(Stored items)
________
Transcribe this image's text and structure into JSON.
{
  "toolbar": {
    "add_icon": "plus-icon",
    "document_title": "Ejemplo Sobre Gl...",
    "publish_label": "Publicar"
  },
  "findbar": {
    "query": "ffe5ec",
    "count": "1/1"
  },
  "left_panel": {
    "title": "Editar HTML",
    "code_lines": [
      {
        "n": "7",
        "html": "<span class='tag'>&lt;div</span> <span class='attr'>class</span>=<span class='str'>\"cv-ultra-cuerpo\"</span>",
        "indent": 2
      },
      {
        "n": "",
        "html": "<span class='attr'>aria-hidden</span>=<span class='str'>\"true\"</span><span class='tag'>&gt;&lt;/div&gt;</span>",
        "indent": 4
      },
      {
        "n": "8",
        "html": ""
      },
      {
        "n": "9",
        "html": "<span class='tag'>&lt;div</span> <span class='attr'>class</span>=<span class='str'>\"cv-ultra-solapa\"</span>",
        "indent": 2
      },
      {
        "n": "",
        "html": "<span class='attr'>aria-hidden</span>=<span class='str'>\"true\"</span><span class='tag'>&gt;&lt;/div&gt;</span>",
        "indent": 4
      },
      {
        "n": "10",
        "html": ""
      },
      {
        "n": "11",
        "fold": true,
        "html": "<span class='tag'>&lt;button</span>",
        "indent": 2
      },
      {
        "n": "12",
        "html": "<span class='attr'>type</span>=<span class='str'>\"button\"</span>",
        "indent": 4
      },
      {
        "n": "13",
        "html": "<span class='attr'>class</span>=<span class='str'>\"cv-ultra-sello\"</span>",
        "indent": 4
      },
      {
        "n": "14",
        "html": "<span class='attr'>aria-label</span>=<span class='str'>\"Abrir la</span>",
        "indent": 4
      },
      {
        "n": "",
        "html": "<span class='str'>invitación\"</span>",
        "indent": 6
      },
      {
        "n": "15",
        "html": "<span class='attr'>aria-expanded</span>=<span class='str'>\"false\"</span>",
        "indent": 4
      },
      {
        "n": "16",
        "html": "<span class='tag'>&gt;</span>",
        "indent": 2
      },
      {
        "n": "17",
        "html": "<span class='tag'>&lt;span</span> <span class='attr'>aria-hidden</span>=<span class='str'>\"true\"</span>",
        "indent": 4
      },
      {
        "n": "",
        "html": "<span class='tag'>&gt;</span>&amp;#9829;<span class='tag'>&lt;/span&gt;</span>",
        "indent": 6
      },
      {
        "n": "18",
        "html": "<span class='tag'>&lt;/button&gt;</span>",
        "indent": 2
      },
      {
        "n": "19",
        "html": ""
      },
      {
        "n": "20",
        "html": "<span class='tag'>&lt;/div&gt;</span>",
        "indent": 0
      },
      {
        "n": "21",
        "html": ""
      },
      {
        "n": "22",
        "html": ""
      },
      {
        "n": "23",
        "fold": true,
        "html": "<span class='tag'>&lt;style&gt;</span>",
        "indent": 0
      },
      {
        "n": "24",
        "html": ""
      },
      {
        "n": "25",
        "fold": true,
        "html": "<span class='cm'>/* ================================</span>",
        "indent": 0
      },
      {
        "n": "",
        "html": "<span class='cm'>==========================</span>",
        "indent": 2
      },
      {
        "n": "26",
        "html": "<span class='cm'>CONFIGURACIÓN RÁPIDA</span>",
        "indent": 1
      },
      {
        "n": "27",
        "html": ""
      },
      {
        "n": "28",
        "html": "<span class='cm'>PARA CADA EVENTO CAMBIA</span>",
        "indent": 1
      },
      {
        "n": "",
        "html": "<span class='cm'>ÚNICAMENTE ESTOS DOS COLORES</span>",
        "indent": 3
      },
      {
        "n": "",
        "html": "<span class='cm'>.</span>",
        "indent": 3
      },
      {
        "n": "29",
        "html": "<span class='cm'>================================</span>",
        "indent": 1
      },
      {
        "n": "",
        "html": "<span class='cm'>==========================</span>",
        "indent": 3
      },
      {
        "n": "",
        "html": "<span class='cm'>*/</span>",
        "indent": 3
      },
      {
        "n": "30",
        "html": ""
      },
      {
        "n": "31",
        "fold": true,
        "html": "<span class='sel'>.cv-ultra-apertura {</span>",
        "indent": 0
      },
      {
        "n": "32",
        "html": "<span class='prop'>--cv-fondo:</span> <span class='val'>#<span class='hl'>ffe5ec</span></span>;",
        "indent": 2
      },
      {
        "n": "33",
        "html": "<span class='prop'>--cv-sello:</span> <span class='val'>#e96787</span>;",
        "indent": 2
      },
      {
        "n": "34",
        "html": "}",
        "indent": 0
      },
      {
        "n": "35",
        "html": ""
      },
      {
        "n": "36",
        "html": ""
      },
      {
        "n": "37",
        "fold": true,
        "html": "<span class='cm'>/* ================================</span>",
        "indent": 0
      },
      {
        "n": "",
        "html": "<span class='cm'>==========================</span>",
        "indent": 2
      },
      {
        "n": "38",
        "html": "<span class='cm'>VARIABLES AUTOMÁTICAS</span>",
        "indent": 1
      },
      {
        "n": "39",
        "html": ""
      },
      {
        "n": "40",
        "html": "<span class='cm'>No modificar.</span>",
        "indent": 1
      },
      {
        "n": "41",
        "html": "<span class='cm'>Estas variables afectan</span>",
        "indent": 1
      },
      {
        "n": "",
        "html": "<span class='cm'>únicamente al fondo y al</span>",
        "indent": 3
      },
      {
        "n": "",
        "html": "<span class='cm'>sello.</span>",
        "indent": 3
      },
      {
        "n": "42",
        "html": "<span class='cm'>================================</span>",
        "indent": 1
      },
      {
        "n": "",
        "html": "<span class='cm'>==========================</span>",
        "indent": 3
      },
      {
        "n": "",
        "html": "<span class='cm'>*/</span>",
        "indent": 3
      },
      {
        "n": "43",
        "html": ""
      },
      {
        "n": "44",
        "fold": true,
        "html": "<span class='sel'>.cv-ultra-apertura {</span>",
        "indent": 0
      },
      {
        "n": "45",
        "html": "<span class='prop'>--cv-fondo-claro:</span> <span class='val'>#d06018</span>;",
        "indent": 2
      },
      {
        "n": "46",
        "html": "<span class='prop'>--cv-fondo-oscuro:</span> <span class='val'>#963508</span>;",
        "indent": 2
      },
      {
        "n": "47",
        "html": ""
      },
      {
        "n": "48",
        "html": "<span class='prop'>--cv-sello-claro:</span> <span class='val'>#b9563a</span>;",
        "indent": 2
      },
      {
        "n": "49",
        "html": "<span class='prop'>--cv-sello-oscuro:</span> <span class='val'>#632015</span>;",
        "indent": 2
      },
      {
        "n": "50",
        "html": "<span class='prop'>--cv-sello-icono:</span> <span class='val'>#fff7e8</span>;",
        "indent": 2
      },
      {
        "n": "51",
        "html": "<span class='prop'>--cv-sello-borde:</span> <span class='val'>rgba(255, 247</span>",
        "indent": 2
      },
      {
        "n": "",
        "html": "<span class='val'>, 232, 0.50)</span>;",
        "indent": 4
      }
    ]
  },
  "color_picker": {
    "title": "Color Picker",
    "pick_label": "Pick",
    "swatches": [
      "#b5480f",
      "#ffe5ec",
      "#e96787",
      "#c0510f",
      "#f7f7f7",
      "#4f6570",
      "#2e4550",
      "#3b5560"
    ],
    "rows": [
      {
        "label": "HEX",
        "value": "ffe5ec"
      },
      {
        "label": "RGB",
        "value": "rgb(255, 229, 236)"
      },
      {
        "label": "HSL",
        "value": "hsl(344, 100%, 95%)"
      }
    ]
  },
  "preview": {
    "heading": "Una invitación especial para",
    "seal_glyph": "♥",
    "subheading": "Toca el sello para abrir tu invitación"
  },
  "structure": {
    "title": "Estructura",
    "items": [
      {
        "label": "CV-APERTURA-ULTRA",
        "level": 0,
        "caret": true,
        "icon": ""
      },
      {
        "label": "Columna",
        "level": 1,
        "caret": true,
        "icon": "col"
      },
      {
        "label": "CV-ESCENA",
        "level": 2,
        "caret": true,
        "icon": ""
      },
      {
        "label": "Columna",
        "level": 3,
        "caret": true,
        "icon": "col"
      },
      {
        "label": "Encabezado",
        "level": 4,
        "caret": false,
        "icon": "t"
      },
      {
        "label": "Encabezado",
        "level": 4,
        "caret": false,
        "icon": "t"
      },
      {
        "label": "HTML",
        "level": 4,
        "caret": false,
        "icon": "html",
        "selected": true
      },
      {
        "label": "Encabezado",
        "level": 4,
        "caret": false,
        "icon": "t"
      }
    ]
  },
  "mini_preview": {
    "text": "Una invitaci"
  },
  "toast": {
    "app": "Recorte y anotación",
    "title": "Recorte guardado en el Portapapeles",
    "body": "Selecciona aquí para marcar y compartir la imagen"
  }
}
________
Task:
Which lines contain "claro"? Copy each of them out.

Output for this task:
        "html": "<span class='prop'>--cv-fondo-claro:</span> <span class='val'>#d06018</span>;",
        "html": "<span class='prop'>--cv-sello-claro:</span> <span class='val'>#b9563a</span>;",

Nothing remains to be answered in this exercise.